What to do.
Scan the listing and work out how many lines contain the word "compound". Nothing but the number should be given.

Records shown.
⟨
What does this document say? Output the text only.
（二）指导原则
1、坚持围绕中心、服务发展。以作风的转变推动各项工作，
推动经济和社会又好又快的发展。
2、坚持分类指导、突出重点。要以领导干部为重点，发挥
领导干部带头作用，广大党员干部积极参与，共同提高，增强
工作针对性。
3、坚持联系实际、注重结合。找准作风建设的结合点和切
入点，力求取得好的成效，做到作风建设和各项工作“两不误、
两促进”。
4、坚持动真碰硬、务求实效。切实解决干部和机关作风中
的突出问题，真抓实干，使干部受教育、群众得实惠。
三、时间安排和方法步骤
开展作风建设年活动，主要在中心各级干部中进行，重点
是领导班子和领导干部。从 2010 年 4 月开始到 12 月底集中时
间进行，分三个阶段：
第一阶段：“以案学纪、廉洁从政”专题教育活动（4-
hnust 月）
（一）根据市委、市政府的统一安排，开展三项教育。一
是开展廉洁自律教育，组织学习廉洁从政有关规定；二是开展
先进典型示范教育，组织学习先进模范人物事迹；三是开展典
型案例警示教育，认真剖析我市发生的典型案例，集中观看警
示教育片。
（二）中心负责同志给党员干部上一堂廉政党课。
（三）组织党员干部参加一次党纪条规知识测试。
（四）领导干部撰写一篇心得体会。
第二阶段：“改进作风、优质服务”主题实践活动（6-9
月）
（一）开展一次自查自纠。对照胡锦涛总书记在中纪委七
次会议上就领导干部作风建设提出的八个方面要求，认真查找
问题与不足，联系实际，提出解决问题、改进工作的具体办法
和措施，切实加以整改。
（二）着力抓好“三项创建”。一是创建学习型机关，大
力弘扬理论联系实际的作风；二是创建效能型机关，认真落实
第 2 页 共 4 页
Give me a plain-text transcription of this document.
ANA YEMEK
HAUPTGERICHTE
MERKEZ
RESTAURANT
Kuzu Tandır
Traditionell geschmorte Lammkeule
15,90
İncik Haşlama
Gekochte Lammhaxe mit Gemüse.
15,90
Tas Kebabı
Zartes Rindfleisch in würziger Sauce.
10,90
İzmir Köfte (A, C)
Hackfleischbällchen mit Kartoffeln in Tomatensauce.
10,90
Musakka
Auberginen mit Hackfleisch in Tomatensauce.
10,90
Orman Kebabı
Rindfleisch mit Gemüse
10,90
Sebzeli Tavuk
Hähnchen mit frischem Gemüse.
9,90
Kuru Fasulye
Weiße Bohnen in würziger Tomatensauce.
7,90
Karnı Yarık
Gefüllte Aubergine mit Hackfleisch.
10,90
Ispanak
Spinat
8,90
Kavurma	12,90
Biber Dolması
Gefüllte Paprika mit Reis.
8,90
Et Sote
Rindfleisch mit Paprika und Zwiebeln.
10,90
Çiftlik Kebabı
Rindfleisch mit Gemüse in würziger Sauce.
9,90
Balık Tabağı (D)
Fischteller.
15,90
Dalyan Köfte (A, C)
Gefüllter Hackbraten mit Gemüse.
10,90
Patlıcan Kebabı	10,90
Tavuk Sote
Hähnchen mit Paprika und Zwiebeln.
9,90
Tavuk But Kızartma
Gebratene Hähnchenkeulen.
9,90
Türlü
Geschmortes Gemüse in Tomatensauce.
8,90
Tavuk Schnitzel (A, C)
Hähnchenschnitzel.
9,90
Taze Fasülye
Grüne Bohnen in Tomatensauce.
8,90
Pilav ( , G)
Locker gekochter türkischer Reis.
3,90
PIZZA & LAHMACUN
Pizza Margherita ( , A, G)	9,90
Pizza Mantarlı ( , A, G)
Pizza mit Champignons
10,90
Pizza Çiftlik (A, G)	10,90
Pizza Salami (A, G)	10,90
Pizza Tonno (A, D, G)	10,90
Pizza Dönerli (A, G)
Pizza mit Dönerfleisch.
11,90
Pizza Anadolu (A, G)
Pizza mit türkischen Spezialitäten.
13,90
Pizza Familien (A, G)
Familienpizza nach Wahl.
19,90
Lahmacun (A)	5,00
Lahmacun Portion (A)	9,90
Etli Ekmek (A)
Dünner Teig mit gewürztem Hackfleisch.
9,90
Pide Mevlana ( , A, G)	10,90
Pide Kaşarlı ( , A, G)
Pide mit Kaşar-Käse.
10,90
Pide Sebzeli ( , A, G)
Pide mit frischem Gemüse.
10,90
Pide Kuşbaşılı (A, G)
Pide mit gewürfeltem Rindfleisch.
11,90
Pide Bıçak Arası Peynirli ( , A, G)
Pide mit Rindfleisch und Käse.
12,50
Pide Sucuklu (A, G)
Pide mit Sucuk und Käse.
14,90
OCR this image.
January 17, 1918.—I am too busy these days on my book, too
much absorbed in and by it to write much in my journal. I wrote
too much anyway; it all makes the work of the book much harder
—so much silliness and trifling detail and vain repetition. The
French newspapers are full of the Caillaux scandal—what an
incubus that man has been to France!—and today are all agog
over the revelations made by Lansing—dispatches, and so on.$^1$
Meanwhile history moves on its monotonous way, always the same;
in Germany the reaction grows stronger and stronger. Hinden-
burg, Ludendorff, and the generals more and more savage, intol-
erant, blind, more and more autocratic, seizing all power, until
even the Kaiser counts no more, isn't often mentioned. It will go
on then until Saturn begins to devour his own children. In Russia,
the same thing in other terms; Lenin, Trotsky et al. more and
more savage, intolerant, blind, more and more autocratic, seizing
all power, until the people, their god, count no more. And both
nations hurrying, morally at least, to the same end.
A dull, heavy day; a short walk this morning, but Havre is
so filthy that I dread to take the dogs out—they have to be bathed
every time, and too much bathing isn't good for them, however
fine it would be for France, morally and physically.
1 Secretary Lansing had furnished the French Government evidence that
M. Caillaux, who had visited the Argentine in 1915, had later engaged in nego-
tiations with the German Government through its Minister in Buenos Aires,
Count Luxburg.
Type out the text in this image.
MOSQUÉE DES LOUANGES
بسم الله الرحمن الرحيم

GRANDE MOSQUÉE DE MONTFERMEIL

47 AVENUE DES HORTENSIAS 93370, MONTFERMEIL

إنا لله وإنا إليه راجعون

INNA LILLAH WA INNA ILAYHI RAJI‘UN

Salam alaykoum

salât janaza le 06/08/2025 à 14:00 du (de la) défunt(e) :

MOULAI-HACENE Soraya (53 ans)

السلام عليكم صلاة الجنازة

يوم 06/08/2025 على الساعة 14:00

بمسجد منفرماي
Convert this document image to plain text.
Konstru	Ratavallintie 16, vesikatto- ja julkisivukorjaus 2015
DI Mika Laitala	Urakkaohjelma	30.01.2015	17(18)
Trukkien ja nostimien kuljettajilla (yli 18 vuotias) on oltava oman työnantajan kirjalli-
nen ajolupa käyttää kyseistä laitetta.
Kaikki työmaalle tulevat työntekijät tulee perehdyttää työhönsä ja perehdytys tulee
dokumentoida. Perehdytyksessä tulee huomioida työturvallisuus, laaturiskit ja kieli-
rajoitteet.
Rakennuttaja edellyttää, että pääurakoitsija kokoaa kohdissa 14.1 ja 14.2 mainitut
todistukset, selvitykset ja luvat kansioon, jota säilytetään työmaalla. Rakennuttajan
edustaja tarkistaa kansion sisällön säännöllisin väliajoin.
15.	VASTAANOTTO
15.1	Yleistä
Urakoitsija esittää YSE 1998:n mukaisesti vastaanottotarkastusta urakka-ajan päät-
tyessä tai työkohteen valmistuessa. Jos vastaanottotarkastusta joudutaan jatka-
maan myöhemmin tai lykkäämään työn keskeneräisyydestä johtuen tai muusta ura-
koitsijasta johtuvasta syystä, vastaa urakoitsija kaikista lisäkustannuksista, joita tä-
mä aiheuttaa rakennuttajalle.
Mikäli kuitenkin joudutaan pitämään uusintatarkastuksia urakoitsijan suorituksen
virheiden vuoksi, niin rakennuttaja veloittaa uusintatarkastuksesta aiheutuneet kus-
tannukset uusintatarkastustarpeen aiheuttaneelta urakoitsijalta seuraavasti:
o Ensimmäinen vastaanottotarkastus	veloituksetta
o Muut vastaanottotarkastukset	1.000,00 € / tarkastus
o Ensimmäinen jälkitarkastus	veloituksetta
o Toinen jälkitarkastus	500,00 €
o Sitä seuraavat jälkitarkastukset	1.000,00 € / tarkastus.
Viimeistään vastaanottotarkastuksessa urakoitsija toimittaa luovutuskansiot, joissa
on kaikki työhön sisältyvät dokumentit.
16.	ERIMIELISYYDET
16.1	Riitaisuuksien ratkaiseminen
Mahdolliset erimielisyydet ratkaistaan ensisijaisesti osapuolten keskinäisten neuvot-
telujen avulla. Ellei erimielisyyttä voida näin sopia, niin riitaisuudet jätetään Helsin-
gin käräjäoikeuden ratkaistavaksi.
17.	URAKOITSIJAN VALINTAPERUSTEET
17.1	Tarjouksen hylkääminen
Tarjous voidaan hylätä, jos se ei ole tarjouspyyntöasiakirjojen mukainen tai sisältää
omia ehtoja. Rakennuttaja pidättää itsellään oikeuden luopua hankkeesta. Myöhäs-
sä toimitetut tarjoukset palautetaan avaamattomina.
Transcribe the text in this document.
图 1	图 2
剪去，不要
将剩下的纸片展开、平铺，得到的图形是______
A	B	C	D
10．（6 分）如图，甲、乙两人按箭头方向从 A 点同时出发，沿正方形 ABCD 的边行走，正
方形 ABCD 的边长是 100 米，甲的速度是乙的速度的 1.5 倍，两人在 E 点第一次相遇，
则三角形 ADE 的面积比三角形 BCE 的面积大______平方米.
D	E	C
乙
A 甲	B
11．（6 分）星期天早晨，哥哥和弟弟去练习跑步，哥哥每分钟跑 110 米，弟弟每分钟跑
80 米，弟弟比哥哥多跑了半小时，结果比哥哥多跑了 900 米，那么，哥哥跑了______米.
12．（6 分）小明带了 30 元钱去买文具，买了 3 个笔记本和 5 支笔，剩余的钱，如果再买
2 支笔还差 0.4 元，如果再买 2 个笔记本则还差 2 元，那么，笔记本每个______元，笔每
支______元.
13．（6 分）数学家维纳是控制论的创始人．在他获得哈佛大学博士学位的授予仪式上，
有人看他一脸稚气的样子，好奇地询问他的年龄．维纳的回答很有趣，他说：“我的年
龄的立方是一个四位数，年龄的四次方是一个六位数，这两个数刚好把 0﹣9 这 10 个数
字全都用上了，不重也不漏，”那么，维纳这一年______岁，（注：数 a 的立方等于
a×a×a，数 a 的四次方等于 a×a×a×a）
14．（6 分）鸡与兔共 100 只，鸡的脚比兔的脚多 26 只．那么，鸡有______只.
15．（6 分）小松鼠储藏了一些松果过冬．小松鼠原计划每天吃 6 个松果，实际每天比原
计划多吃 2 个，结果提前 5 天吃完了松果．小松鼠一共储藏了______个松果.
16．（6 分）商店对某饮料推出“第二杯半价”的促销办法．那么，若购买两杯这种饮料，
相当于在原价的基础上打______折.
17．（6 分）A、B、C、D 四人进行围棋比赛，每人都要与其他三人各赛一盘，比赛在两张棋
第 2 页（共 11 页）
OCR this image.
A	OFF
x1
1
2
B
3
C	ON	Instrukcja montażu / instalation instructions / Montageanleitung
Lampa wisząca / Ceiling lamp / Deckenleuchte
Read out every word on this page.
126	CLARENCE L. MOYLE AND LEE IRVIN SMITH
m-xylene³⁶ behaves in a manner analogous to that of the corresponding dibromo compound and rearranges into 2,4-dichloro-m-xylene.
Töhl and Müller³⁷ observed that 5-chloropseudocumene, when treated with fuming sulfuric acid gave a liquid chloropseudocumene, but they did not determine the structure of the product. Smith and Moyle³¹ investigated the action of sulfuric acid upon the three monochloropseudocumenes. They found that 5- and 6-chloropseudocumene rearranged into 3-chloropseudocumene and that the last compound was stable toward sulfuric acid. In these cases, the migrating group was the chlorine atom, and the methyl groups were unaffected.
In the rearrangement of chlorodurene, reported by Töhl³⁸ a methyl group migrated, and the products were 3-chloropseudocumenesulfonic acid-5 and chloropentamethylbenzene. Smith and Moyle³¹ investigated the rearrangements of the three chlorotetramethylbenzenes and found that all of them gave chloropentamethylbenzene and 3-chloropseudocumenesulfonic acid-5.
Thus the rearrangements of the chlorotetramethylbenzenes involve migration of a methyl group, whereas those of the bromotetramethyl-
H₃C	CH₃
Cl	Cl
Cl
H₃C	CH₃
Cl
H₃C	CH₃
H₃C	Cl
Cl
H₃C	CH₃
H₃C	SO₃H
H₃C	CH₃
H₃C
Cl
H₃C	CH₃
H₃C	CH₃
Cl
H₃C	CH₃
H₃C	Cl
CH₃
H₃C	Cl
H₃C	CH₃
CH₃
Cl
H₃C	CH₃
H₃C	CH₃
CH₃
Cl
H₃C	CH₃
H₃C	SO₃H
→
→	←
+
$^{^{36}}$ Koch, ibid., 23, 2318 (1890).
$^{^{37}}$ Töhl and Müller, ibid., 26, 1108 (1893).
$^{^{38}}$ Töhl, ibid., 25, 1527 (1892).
⟩
Right answer.
2